- Source extract -
┌──

In [1]:
import requests

from database import *

from geoalchemy2 import WKTElement
from shapely.geometry import shape
from tqdm import tqdm

import json

In [2]:
def get_api_collections(base_api):
    """
    Returns the collections endpoint from the API base URL
    For example:
    https://api.hamburg.de/datasets/v1/fahrradhaeuschen/
    returns the response from:
    https://api.hamburg.de/datasets/v1/fahrradhaeuschen/collections
    """
    # the header we send with our requests
    headers = {'Content-Type': 'application/json'}

    base_response = requests.get(base_api, headers=headers)

    # check if the request was successful
    if base_response.status_code == 200:

        base_json = base_response.json()
        base_links = base_json['links']

        # find the link with the rel 'data'
        for base_link in base_links:
            if base_link['rel'] == 'data':
                collections_api = base_link['href']

                collections_response = requests.get(collections_api, headers=headers)

                # check if the request was successful
                if collections_response.status_code == 200:
                    collections_json = collections_response.json()

                    return collections_json['collections']

def get_items_endpoint(collection):
    """

└──

- Record excerpts -
┌──

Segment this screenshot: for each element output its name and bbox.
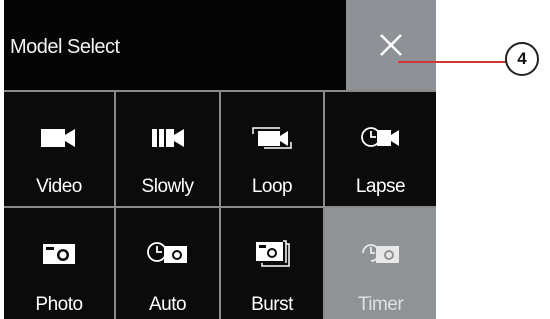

└──
┌──

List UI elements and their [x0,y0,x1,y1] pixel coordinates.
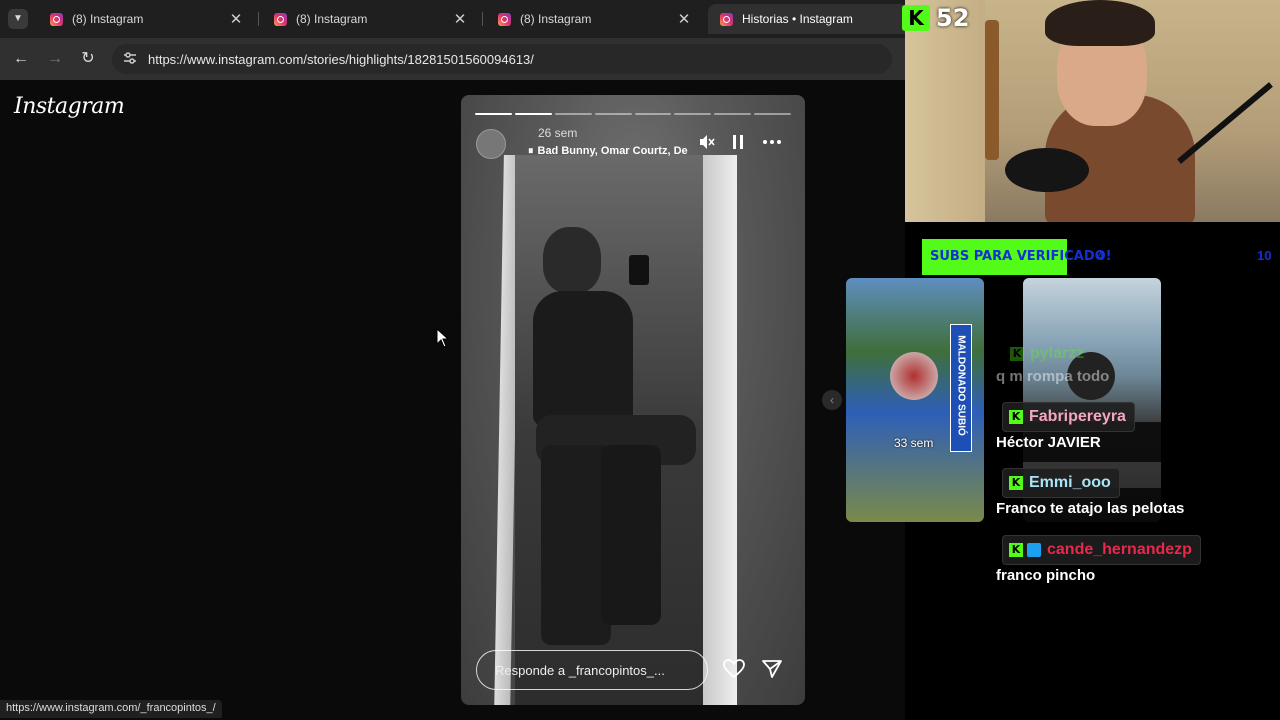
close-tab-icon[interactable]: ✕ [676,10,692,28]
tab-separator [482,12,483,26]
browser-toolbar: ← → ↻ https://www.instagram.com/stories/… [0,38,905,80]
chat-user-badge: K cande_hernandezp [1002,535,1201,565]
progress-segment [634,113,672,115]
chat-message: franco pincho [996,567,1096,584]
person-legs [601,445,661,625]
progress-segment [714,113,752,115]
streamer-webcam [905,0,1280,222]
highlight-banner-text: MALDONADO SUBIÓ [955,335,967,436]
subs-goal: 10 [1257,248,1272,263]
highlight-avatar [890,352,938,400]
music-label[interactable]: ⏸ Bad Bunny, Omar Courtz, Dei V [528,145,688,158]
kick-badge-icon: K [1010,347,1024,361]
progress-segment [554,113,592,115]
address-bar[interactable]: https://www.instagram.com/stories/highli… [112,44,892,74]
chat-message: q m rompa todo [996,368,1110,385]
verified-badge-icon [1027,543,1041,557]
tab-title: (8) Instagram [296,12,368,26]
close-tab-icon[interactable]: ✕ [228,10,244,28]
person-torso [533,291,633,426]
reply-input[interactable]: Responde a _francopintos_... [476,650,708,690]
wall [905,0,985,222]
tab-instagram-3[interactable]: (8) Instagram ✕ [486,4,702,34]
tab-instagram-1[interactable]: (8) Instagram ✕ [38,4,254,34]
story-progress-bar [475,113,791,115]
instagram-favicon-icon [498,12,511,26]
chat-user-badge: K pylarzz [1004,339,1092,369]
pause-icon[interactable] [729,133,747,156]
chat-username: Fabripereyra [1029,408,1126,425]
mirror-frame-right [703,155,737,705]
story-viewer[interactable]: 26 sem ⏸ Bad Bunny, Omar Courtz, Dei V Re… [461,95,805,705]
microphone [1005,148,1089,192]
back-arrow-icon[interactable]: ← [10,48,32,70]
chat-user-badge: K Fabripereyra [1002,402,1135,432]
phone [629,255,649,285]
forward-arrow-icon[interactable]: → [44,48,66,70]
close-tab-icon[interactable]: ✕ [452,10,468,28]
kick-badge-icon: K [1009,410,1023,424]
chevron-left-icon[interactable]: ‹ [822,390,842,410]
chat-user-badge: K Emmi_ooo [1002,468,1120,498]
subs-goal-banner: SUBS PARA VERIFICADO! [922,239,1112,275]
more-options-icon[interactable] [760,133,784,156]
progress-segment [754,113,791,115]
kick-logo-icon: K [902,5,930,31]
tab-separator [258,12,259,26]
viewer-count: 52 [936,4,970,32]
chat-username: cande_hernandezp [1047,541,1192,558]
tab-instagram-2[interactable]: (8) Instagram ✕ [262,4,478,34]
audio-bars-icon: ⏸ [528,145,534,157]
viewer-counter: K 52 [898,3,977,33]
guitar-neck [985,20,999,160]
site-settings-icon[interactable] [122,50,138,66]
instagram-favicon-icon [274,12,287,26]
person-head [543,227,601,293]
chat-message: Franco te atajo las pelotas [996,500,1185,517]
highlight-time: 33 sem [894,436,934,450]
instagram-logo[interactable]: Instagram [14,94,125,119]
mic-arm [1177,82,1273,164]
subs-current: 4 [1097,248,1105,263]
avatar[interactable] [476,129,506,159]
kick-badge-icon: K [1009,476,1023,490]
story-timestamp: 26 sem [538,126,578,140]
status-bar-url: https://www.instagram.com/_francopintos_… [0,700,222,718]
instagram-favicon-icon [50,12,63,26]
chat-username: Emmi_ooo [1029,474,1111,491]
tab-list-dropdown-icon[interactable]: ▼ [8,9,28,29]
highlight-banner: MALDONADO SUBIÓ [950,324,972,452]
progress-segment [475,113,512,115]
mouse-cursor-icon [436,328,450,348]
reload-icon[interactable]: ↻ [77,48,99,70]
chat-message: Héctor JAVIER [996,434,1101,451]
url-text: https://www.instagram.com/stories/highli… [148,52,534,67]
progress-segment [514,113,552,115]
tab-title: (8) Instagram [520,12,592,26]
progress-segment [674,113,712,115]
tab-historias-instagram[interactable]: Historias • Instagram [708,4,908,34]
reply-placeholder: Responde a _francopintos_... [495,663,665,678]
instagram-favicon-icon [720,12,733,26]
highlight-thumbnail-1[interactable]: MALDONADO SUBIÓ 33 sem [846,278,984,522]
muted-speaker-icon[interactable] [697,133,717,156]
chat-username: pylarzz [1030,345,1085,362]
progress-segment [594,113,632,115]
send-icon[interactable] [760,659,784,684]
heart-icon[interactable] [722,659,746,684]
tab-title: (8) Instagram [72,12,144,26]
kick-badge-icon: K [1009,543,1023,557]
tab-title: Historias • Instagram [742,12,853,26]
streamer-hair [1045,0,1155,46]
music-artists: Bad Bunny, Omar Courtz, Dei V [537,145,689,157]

└──

- What this exercise asks -
• a. Name every module or package that the import statements in the Python notebook bring in.
• b. Answer these questions from the Python notebook, one answer per line:
(i) What value does the request header give for 'Content-Type'?
(ii) Which status code counts as a successful request?
(iii) What 'rel' value must a link have for the function to use its 'href'?
• c. Complete the Python notebook by writing the next part of the code, starting with the docstring of get_items_endpoint.
The records above come from a different source than the Python notebook.

- Task-by-task answers -
• a. requests, database, geoalchemy2, shapely.geometry, tqdm, json

• b.
(i) 'application/json'
(ii) 200
(iii) 'data'

• c.
    Returns the correct items endpoint from a collection response
    """

    # check if the request was successful
    collection_links = collection['links']

    # find the link with the rel 'items'
    # and the type 'application/json' or 'application/geo+json'
    for collection_link in collection_links:
        if collection_link['rel'] == 'items' and collection_link['type'] in ACCEPTED_JSON_TYPES:
            return collection_link['href']
        
def request_items(collection, verbose=False):
    """
    Takes in a Collection object from the database and requests the dataset items from the API.
    Returns the GeoJSON response from the API or None if the request failed.
    """

    url = collection.url
    entries = collection.entries

    # also add the limit parameter to the url
    # it controls how many items are returned
    url = url + f'&limit={entries}'
    response = requests.get(url)

    if response.status_code == 200:

        response_json = response.json()
        if verbose: print(f'{response_json["numberReturned"]} items returned from {response_json["totalFeatures"]}')

        return response_json
    
    return None

def get_collection_properties(collection):
    """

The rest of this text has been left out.